## [Given exercise]
Gather each line of the entries below that includes "half".
#### Extracted records ####
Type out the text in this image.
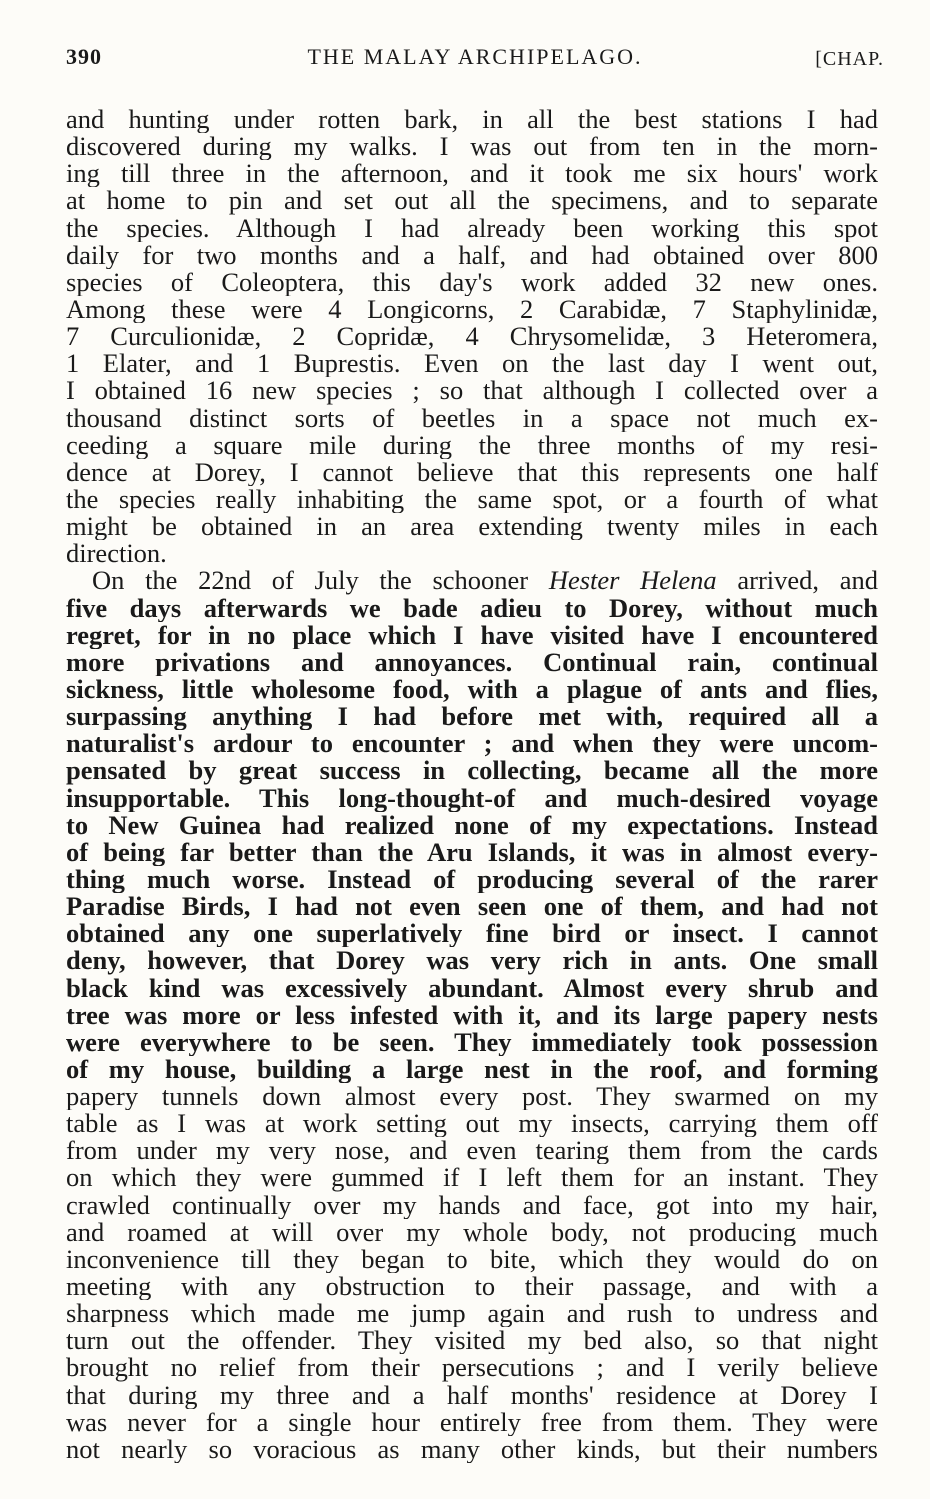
390	THE MALAY ARCHIPELAGO.	[CHAP.
and hunting under rotten bark, in all the best stations I had
discovered during my walks. I was out from ten in the morn-
ing till three in the afternoon, and it took me six hours' work
at home to pin and set out all the specimens, and to separate
the species. Although I had already been working this spot
daily for two months and a half, and had obtained over 800
species of Coleoptera, this day's work added 32 new ones.
Among these were 4 Longicorns, 2 Carabidæ, 7 Staphylinidæ,
7 Curculionidæ, 2 Copridæ, 4 Chrysomelidæ, 3 Heteromera,
1 Elater, and 1 Buprestis. Even on the last day I went out,
I obtained 16 new species ; so that although I collected over a
thousand distinct sorts of beetles in a space not much ex-
ceeding a square mile during the three months of my resi-
dence at Dorey, I cannot believe that this represents one half
the species really inhabiting the same spot, or a fourth of what
might be obtained in an area extending twenty miles in each
direction.
On the 22nd of July the schooner Hester Helena arrived, and
five days afterwards we bade adieu to Dorey, without much
regret, for in no place which I have visited have I encountered
more privations and annoyances. Continual rain, continual
sickness, little wholesome food, with a plague of ants and flies,
surpassing anything I had before met with, required all a
naturalist's ardour to encounter ; and when they were uncom-
pensated by great success in collecting, became all the more
insupportable. This long-thought-of and much-desired voyage
to New Guinea had realized none of my expectations. Instead
of being far better than the Aru Islands, it was in almost every-
thing much worse. Instead of producing several of the rarer
Paradise Birds, I had not even seen one of them, and had not
obtained any one superlatively fine bird or insect. I cannot
deny, however, that Dorey was very rich in ants. One small
black kind was excessively abundant. Almost every shrub and
tree was more or less infested with it, and its large papery nests
were everywhere to be seen. They immediately took possession
of my house, building a large nest in the roof, and forming
papery tunnels down almost every post. They swarmed on my
table as I was at work setting out my insects, carrying them off
from under my very nose, and even tearing them from the cards
on which they were gummed if I left them for an instant. They
crawled continually over my hands and face, got into my hair,
and roamed at will over my whole body, not producing much
inconvenience till they began to bite, which they would do on
meeting with any obstruction to their passage, and with a
sharpness which made me jump again and rush to undress and
turn out the offender. They visited my bed also, so that night
brought no relief from their persecutions ; and I verily believe
that during my three and a half months' residence at Dorey I
was never for a single hour entirely free from them. They were
not nearly so voracious as many other kinds, but their numbers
####
## [Correct result]
daily for two months and a half, and had obtained over 800
dence at Dorey, I cannot believe that this represents one half
that during my three and a half months' residence at Dorey I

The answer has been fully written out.